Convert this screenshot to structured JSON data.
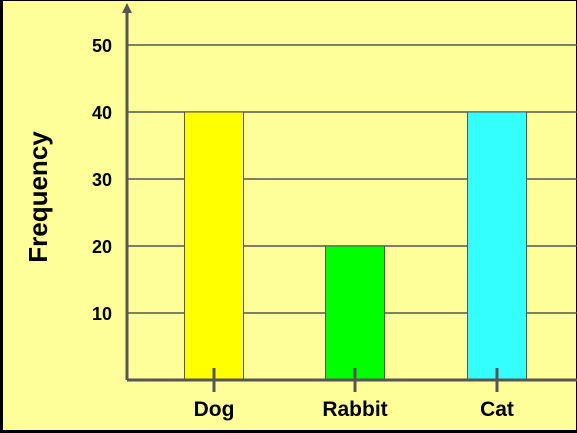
{
  "chart_data": {
    "type": "bar",
    "title": "",
    "xlabel": "",
    "ylabel": "Frequency",
    "categories": [
      "Dog",
      "Rabbit",
      "Cat"
    ],
    "values": [
      40,
      20,
      40
    ],
    "bar_colors": [
      "#ffff00",
      "#00ff00",
      "#33ffff"
    ],
    "yticks": [
      10,
      20,
      30,
      40,
      50
    ],
    "ytick_labels": [
      "10",
      "20",
      "30",
      "40",
      "50"
    ],
    "ylim": [
      0,
      55
    ],
    "grid": true,
    "legend": "none"
  },
  "colors": {
    "background": "#ffff99",
    "border": "#000000",
    "axis": "#555555",
    "grid": "#555555"
  }
}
==========
■ Work to complete
Copy all of the entries verbatim, leaving out any pictures they contain.

■ Correct result
Convert this screenshot to structured JSON data.
{
  "chart_data": {
    "type": "bar",
    "title": "",
    "xlabel": "",
    "ylabel": "Frequency",
    "categories": [
      "Dog",
      "Rabbit",
      "Cat"
    ],
    "values": [
      40,
      20,
      40
    ],
    "bar_colors": [
      "#ffff00",
      "#00ff00",
      "#33ffff"
    ],
    "yticks": [
      10,
      20,
      30,
      40,
      50
    ],
    "ytick_labels": [
      "10",
      "20",
      "30",
      "40",
      "50"
    ],
    "ylim": [
      0,
      55
    ],
    "grid": true,
    "legend": "none"
  },
  "colors": {
    "background": "#ffff99",
    "border": "#000000",
    "axis": "#555555",
    "grid": "#555555"
  }
}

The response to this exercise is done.